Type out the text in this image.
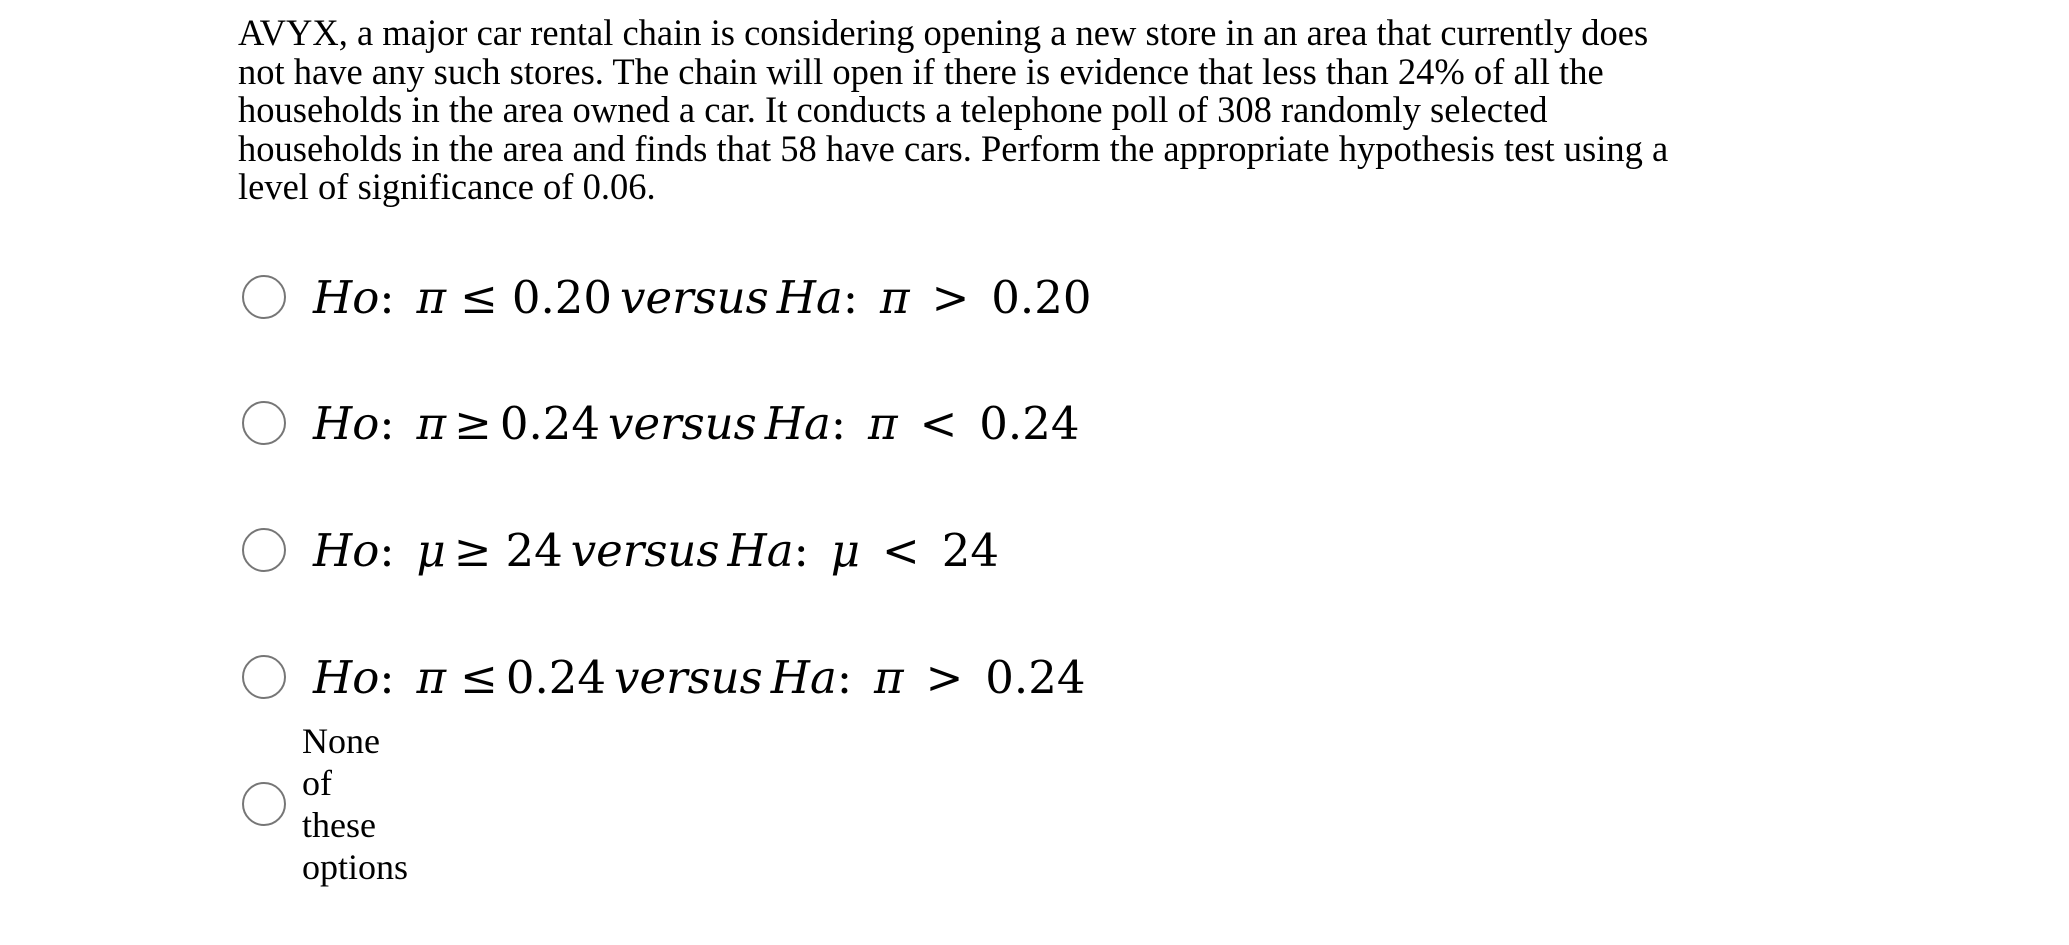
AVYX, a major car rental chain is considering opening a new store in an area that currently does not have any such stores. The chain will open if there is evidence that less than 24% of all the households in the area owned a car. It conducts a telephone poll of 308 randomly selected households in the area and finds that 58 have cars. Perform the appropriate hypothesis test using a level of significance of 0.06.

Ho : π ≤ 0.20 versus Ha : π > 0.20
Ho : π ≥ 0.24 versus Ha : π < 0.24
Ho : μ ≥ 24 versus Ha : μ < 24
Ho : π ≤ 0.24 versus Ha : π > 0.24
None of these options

____________________

# [WORK TO BE COMPLETED]
Copy all the lines of data exactly as they appear, dropping any images.

# [TASK ANSWER]
Type out the text in this image.
AVYX, a major car rental chain is considering opening a new store in an area that currently does not have any such stores. The chain will open if there is evidence that less than 24% of all the households in the area owned a car. It conducts a telephone poll of 308 randomly selected households in the area and finds that 58 have cars. Perform the appropriate hypothesis test using a level of significance of 0.06.

Ho : π ≤ 0.20 versus Ha : π > 0.20
Ho : π ≥ 0.24 versus Ha : π < 0.24
Ho : μ ≥ 24 versus Ha : μ < 24
Ho : π ≤ 0.24 versus Ha : π > 0.24
None of these options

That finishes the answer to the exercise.